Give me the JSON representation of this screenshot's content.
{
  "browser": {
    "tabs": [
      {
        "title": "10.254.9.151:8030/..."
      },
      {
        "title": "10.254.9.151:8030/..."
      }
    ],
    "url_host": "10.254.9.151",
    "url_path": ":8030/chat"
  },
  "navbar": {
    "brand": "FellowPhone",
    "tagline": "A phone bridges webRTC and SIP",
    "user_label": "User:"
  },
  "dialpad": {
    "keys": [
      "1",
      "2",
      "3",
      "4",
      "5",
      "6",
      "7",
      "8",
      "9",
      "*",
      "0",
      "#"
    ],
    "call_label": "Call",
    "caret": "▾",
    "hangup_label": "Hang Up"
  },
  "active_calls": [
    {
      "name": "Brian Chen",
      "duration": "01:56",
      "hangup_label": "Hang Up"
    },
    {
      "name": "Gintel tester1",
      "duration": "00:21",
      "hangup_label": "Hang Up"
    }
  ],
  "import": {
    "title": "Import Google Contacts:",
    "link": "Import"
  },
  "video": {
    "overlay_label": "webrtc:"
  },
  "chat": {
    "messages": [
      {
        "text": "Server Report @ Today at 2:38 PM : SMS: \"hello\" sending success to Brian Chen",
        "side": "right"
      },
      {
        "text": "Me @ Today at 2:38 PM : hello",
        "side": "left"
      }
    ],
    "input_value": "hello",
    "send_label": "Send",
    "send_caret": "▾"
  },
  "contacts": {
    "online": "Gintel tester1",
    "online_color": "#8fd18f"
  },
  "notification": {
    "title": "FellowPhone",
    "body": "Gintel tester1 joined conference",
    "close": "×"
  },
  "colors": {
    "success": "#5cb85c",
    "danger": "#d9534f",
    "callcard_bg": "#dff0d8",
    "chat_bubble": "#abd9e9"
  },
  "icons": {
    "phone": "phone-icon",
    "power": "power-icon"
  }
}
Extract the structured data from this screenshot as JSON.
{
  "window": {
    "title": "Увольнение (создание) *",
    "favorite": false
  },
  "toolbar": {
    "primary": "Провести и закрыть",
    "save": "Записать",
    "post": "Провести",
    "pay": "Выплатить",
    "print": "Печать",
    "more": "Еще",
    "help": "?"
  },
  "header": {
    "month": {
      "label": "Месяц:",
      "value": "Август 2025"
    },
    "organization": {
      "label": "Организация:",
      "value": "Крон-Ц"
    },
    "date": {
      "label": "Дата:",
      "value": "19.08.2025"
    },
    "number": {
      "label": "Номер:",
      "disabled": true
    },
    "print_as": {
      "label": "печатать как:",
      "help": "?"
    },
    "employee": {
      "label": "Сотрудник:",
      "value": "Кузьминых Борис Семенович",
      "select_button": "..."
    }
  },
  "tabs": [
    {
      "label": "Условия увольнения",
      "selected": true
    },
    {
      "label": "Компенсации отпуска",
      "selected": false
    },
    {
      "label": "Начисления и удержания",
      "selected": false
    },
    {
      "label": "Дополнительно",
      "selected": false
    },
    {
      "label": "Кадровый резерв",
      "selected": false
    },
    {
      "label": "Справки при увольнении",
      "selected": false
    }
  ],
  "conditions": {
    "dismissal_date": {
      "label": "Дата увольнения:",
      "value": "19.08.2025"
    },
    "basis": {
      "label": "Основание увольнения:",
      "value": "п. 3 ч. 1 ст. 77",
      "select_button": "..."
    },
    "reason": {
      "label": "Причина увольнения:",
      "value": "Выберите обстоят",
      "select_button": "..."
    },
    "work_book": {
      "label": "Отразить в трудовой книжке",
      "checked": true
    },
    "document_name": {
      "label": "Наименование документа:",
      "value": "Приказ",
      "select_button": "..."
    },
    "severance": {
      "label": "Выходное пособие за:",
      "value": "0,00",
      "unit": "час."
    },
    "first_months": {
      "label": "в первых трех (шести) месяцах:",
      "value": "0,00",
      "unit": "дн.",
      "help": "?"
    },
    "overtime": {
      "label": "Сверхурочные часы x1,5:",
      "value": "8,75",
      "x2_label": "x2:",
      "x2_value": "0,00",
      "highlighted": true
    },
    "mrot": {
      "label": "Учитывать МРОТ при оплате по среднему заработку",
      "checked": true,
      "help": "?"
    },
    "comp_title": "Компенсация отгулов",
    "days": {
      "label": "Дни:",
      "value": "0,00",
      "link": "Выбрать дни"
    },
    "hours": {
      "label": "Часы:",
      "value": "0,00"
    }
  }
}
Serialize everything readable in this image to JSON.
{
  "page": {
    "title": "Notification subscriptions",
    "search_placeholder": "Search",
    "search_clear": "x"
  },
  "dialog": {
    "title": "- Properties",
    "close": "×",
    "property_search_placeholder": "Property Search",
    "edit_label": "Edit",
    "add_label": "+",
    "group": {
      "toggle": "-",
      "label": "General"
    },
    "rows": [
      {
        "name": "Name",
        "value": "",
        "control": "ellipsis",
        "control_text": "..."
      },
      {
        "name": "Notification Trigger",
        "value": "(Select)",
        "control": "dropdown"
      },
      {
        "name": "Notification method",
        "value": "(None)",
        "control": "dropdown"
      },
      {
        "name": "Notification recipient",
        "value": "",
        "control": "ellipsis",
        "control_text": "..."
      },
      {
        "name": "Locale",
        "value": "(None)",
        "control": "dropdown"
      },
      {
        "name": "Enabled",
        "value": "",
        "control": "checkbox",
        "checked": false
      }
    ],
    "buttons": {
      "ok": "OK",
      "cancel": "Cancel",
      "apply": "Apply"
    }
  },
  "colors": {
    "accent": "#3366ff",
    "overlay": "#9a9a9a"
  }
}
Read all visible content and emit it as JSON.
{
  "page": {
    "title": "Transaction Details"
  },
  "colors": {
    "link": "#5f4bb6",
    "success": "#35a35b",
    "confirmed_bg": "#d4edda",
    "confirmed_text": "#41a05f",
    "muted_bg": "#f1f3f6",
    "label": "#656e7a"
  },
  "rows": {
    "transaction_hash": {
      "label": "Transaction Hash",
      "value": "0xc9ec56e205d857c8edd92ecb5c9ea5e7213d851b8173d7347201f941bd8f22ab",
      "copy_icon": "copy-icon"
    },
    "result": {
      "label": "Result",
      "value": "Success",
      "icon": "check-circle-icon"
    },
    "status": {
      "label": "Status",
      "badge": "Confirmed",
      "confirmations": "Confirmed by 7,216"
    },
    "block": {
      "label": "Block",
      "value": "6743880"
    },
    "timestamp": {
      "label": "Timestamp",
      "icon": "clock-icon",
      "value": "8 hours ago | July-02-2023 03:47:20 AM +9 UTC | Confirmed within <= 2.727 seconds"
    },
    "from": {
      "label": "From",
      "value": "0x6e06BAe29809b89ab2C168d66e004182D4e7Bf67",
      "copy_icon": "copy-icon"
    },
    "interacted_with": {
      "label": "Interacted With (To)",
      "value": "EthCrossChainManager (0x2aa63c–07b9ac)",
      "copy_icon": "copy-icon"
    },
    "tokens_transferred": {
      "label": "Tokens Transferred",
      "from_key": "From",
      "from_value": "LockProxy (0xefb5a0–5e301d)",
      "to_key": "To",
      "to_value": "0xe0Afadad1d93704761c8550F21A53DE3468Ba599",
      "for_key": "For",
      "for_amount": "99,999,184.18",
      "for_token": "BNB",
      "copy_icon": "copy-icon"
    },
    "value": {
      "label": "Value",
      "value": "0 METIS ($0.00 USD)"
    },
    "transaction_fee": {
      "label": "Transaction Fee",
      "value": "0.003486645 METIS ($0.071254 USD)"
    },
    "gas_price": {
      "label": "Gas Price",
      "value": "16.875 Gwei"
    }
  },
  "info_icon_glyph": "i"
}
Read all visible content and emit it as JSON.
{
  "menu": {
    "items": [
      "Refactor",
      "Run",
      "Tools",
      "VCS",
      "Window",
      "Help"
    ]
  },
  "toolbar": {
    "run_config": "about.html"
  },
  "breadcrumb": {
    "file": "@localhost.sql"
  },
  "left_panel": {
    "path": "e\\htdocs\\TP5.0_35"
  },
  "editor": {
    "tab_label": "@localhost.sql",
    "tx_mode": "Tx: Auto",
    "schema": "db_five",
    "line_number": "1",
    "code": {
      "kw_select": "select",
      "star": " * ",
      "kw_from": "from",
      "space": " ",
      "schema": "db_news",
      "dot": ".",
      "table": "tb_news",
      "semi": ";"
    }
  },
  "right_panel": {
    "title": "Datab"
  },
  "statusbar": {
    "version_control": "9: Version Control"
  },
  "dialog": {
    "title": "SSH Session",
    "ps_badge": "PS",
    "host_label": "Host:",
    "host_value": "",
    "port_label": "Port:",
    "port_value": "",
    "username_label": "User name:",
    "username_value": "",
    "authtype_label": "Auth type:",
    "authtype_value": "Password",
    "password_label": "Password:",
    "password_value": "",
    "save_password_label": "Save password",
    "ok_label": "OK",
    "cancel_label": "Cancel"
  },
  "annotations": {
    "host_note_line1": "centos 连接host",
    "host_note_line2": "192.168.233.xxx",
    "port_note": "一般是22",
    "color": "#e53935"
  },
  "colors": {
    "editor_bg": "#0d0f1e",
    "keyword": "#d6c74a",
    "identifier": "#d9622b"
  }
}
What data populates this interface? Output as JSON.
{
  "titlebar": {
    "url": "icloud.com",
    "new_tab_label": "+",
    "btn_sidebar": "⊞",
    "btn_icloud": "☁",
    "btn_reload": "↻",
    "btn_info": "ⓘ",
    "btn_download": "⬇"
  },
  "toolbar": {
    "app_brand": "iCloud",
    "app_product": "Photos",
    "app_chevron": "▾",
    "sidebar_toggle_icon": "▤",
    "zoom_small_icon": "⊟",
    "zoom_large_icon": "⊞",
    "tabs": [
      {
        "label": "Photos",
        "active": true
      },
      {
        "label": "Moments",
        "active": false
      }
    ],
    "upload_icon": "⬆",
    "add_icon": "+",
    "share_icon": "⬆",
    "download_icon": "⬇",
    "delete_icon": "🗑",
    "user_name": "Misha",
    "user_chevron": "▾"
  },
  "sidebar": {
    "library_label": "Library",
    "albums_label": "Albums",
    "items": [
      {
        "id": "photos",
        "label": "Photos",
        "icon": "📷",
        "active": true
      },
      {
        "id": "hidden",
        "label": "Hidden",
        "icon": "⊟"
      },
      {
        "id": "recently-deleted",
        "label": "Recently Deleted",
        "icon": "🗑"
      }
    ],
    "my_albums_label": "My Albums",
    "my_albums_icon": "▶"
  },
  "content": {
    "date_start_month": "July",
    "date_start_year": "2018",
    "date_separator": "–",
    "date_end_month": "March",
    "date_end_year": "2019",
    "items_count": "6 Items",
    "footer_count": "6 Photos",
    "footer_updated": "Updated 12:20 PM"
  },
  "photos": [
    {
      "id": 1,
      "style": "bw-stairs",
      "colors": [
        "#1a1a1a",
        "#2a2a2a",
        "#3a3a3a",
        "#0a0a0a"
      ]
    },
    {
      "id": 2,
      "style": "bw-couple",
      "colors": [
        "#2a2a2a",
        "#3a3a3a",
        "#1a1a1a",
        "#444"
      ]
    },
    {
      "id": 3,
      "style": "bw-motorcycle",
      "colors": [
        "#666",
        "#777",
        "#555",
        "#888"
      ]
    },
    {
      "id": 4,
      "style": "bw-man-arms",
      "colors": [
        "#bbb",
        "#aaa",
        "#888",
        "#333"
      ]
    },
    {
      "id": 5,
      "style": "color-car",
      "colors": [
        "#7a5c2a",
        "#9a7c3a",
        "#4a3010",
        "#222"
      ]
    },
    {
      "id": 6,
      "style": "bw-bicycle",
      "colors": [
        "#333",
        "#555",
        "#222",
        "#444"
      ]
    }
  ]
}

* [WHAT TO DO]:
Return only the count of lines in the records that hold the word "link".

* [OUTPUT FOR THIS TASK]:
3